(Dataset entries)

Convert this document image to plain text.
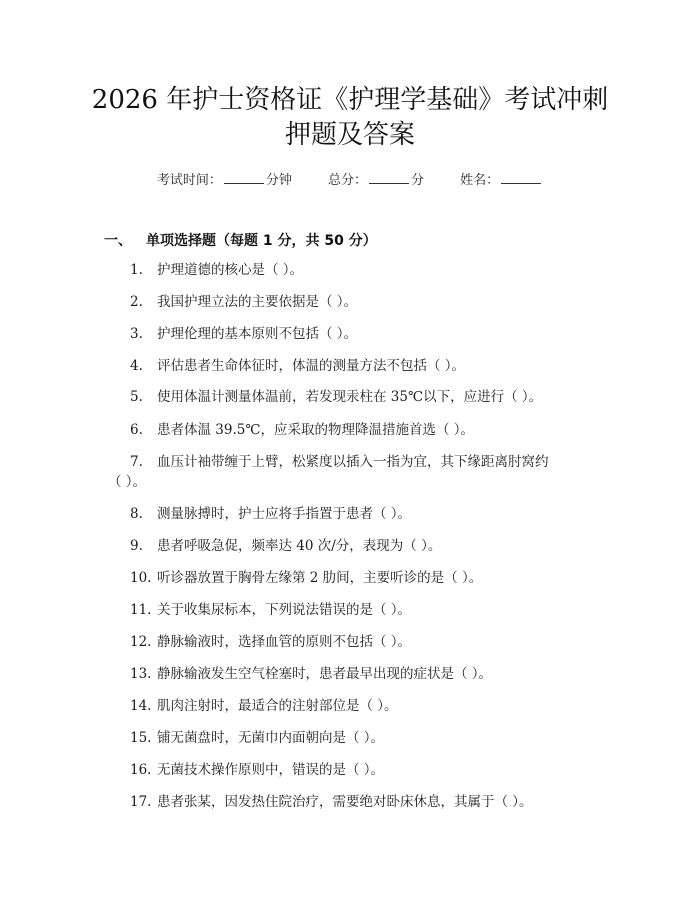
2026 年护士资格证《护理学基础》考试冲刺
押题及答案
考试时间：	分钟	总分：	分	姓名：
一、 单项选择题（每题 1 分，共 50 分）
1. 护理道德的核心是（ ）。
2. 我国护理立法的主要依据是（ ）。
3. 护理伦理的基本原则不包括（ ）。
4. 评估患者生命体征时，体温的测量方法不包括（ ）。
5. 使用体温计测量体温前，若发现汞柱在 35℃以下，应进行（ ）。
6. 患者体温 39.5℃，应采取的物理降温措施首选（ ）。
7. 血压计袖带缠于上臂，松紧度以插入一指为宜，其下缘距离肘窝约
（ ）。
8. 测量脉搏时，护士应将手指置于患者（ ）。
9. 患者呼吸急促，频率达 40 次/分，表现为（ ）。
10. 听诊器放置于胸骨左缘第 2 肋间，主要听诊的是（ ）。
11. 关于收集尿标本，下列说法错误的是（ ）。
12. 静脉输液时，选择血管的原则不包括（ ）。
13. 静脉输液发生空气栓塞时，患者最早出现的症状是（ ）。
14. 肌肉注射时，最适合的注射部位是（ ）。
15. 铺无菌盘时，无菌巾内面朝向是（ ）。
16. 无菌技术操作原则中，错误的是（ ）。
17. 患者张某，因发热住院治疗，需要绝对卧床休息，其属于（ ）。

▶ _GOAL OF THE EXERCISE_: Transcribe the full listing character for character. Pictures are excluded.

▶ _TASK OUTPUT_:
Convert this document image to plain text.
2026 年护士资格证《护理学基础》考试冲刺
押题及答案
考试时间：	分钟	总分：	分	姓名：
一、 单项选择题（每题 1 分，共 50 分）
1. 护理道德的核心是（ ）。
2. 我国护理立法的主要依据是（ ）。
3. 护理伦理的基本原则不包括（ ）。
4. 评估患者生命体征时，体温的测量方法不包括（ ）。
5. 使用体温计测量体温前，若发现汞柱在 35℃以下，应进行（ ）。
6. 患者体温 39.5℃，应采取的物理降温措施首选（ ）。
7. 血压计袖带缠于上臂，松紧度以插入一指为宜，其下缘距离肘窝约
（ ）。
8. 测量脉搏时，护士应将手指置于患者（ ）。
9. 患者呼吸急促，频率达 40 次/分，表现为（ ）。
10. 听诊器放置于胸骨左缘第 2 肋间，主要听诊的是（ ）。
11. 关于收集尿标本，下列说法错误的是（ ）。
12. 静脉输液时，选择血管的原则不包括（ ）。
13. 静脉输液发生空气栓塞时，患者最早出现的症状是（ ）。
14. 肌肉注射时，最适合的注射部位是（ ）。
15. 铺无菌盘时，无菌巾内面朝向是（ ）。
16. 无菌技术操作原则中，错误的是（ ）。
17. 患者张某，因发热住院治疗，需要绝对卧床休息，其属于（ ）。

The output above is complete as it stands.